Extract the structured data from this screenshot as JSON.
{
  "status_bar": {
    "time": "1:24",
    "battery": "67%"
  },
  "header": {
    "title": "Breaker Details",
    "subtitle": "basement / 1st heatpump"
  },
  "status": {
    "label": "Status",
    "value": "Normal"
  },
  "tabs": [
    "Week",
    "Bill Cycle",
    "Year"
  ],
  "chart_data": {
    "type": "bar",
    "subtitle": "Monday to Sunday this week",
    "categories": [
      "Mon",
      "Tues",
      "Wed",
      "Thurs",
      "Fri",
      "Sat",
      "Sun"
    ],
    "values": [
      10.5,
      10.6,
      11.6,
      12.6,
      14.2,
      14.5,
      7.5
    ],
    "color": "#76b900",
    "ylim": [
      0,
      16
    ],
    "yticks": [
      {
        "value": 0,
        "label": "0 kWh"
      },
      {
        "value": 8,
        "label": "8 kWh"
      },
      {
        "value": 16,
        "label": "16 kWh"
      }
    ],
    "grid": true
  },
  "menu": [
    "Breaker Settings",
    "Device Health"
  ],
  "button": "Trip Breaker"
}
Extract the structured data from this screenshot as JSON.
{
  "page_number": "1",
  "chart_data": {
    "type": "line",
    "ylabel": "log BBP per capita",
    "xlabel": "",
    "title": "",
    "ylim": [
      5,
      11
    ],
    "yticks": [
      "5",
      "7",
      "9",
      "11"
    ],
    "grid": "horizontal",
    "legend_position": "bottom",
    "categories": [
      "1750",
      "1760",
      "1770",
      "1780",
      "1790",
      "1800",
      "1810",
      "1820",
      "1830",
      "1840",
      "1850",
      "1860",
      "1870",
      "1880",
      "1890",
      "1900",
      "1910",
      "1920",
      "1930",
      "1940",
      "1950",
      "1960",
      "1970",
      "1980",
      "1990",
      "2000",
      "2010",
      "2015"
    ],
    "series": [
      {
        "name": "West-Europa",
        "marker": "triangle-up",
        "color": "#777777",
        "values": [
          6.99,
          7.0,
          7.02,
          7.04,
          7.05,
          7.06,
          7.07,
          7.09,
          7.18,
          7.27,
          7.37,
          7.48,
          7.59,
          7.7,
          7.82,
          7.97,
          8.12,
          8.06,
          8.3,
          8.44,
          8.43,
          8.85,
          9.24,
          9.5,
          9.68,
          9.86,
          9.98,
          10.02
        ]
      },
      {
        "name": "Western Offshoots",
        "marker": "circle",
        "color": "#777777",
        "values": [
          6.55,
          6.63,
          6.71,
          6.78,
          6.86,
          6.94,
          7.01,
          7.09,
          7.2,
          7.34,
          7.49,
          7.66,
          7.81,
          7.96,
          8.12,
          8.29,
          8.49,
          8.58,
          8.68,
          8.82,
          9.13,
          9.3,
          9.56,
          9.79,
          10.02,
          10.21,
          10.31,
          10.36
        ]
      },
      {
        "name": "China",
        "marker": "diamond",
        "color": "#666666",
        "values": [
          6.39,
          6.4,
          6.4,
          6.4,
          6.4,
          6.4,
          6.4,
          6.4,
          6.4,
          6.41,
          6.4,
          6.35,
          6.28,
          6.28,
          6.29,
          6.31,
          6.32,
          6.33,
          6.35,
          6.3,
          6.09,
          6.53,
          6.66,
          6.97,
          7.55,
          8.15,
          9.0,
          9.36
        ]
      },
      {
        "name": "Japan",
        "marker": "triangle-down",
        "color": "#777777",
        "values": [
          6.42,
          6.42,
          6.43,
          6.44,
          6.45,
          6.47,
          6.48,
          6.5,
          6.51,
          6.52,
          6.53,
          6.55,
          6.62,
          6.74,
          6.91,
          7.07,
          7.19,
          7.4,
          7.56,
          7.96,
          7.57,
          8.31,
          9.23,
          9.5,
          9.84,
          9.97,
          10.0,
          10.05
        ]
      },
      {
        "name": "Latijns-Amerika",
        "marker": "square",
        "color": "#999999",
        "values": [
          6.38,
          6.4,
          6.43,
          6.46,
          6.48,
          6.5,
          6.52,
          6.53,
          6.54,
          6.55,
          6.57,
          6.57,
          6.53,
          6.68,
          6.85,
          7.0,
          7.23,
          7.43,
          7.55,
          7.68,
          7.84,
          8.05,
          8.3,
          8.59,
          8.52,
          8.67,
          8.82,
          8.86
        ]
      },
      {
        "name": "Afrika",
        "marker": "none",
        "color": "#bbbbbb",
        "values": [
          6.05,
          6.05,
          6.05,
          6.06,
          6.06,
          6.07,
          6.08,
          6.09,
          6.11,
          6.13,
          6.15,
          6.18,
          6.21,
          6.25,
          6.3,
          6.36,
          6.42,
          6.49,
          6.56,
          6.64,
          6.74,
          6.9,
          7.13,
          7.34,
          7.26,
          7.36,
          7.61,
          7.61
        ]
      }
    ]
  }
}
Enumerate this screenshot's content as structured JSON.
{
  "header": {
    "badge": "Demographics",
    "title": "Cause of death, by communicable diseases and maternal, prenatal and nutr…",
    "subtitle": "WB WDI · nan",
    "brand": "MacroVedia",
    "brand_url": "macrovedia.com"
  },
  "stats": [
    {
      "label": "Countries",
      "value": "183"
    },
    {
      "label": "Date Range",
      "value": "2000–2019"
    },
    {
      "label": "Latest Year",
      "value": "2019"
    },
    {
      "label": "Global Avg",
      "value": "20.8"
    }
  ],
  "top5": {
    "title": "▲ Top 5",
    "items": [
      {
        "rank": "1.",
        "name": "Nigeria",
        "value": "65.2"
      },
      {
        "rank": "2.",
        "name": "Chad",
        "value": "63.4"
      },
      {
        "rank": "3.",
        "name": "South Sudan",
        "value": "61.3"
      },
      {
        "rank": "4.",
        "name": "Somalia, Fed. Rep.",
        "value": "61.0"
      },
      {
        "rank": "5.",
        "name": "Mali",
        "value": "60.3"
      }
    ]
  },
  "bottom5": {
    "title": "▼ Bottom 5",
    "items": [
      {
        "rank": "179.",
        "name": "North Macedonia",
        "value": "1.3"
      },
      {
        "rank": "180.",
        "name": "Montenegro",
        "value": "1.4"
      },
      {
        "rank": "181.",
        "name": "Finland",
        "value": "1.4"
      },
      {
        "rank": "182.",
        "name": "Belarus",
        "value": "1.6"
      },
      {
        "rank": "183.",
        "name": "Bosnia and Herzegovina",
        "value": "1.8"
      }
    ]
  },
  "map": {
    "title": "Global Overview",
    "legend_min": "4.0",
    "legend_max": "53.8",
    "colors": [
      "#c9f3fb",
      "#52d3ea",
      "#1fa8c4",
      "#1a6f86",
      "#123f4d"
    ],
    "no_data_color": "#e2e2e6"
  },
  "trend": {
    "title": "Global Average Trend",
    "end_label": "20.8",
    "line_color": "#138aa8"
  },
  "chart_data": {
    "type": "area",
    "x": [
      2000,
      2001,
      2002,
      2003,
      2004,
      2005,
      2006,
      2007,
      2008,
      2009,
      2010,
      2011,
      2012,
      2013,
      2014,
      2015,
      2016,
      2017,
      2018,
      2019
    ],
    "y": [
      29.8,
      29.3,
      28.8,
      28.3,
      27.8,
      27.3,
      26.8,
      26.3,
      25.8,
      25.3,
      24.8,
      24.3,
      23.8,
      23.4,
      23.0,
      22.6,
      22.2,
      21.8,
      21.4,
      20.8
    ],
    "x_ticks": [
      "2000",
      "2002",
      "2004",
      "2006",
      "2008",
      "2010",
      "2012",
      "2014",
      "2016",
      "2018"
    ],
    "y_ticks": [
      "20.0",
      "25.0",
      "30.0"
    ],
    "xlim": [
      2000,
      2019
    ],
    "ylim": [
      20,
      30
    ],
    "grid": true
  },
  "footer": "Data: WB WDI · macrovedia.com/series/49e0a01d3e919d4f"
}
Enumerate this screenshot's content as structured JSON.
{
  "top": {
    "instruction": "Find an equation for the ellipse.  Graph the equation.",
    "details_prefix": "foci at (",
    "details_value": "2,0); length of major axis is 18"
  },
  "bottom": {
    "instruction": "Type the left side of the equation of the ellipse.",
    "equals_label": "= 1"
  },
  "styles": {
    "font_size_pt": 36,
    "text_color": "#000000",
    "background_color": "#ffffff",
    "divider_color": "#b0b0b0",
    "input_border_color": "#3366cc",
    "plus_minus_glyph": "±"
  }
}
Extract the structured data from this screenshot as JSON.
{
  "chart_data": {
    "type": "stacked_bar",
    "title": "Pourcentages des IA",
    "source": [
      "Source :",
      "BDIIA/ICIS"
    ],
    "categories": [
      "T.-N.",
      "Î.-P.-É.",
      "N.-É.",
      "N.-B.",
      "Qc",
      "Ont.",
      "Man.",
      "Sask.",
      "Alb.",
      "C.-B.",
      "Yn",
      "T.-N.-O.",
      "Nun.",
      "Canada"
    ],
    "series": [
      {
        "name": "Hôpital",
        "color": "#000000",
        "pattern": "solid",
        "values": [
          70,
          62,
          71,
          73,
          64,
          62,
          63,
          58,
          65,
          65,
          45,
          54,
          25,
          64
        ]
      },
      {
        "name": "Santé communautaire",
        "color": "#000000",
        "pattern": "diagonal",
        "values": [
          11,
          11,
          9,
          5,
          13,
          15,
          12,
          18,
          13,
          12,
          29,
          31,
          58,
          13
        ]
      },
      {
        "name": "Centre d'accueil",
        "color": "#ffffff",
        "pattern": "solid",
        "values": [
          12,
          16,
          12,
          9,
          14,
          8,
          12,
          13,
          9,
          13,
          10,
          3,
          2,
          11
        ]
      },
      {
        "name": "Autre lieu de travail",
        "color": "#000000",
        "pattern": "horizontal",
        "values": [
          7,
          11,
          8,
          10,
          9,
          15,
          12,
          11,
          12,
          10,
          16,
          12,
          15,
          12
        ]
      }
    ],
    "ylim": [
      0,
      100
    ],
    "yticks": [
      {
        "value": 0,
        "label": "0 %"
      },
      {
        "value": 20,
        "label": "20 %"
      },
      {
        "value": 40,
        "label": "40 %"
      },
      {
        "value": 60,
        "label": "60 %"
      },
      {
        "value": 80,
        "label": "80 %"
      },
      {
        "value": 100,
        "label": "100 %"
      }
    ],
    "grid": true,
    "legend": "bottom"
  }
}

Directions for this task ->
The answer is a single number: how many lines include the word "marker"?

Reply to the task ->
6